The exercise: Your task is to locate every line holding the string "Search" and to copy each of them.

Stored data:
* Start *
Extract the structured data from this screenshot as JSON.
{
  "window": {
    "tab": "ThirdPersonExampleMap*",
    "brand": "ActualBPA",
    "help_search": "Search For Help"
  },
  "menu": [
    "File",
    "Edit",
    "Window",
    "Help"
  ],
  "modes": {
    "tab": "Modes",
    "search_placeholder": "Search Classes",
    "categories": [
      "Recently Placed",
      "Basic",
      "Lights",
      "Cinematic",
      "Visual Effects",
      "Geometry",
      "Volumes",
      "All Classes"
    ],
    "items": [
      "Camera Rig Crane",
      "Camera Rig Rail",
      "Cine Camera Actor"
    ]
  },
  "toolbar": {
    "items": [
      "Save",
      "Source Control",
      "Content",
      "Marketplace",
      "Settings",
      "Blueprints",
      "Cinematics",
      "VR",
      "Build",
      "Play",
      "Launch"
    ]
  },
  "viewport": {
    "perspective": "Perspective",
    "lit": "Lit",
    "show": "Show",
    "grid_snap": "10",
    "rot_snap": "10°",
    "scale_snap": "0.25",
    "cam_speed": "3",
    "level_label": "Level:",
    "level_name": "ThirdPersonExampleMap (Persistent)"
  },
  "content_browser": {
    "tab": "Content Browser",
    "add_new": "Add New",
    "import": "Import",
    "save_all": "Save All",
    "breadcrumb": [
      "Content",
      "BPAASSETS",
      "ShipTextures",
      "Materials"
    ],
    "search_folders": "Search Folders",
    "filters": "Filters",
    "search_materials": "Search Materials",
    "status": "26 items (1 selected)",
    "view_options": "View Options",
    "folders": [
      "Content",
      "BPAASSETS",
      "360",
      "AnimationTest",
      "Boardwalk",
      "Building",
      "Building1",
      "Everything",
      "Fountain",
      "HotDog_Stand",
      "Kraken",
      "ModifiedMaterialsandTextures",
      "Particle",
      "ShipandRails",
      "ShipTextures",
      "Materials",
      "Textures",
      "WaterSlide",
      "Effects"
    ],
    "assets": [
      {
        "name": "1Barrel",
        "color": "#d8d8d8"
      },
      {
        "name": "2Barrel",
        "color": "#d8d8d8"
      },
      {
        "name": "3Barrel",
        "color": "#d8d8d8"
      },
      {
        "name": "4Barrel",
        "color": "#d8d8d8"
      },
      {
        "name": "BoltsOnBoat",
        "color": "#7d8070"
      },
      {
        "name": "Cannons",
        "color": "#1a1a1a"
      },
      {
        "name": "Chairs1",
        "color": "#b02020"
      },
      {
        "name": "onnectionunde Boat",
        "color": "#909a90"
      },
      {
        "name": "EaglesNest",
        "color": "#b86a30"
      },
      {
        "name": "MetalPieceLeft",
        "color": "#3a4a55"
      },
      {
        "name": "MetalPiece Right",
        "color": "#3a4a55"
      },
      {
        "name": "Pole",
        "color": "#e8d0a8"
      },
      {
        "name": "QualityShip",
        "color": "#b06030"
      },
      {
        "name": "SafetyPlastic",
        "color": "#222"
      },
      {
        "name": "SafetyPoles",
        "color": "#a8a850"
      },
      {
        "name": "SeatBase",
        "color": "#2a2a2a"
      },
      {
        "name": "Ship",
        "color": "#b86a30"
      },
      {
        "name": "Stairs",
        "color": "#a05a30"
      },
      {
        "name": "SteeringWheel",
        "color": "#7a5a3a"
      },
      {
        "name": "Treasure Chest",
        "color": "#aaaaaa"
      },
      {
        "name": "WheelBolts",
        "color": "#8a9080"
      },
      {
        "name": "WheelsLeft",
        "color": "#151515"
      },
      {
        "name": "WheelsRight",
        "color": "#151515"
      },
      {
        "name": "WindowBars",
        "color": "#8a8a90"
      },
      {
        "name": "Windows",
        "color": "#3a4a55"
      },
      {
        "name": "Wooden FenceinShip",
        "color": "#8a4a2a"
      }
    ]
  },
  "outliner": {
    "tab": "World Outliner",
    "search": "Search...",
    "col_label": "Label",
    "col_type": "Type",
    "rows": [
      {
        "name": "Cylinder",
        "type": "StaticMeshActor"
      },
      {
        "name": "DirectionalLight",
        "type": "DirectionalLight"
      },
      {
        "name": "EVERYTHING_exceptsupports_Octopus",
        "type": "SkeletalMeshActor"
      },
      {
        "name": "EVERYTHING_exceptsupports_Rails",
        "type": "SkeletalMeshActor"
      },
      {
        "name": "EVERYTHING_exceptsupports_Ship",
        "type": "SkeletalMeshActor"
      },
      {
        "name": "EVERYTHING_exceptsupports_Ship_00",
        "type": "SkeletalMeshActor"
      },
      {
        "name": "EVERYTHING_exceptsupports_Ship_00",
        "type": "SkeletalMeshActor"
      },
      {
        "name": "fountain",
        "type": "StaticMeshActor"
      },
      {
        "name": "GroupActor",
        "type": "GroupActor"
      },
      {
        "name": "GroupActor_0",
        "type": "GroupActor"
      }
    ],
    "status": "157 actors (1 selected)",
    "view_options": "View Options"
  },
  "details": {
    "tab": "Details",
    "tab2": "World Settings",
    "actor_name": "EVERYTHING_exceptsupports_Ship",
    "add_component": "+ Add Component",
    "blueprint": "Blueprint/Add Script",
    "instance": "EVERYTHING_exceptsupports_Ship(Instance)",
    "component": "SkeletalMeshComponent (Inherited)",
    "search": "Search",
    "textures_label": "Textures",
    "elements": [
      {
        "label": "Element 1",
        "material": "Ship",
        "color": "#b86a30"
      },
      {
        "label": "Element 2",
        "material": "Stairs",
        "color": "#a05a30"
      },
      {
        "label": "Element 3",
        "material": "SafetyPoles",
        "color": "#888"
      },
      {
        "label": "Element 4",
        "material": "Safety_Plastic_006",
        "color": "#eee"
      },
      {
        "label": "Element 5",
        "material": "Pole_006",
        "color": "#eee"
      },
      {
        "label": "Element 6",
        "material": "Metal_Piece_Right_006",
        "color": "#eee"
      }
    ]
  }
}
* End *
Full solution:
    "help_search": "Search For Help"
    "search_placeholder": "Search Classes",
    "search_folders": "Search Folders",
    "search_materials": "Search Materials",
    "search": "Search...",
    "search": "Search",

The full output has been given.